- Exercise directions: Identify every line containing the word "phone" and reproduce each one.

[Stored data]

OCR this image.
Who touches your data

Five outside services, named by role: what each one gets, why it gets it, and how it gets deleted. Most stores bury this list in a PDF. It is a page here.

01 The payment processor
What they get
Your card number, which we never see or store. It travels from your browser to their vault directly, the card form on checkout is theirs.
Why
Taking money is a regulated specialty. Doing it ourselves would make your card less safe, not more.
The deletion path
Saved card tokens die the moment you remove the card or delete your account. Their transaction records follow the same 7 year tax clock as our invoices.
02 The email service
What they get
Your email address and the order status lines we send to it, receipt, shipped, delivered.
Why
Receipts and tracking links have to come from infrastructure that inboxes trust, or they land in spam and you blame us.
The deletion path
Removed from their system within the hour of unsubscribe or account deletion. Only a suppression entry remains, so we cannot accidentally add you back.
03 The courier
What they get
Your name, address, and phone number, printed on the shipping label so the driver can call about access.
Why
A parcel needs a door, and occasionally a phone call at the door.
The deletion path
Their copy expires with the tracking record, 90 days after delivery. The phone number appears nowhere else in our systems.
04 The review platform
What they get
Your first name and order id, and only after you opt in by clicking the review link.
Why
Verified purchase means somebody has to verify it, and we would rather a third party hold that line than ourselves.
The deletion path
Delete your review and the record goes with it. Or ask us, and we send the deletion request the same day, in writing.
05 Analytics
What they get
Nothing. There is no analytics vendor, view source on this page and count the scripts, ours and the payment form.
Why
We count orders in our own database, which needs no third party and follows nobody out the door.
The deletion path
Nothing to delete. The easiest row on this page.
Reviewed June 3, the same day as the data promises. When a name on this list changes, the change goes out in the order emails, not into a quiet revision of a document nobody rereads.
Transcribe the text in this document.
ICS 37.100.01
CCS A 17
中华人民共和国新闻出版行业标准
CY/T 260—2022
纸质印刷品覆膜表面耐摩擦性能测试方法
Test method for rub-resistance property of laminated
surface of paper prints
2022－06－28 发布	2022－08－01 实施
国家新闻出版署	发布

- Result below:
Your name, address, and phone number, printed on the shipping label so the driver can call about access.
A parcel needs a door, and occasionally a phone call at the door.
Their copy expires with the tracking record, 90 days after delivery. The phone number appears nowhere else in our systems.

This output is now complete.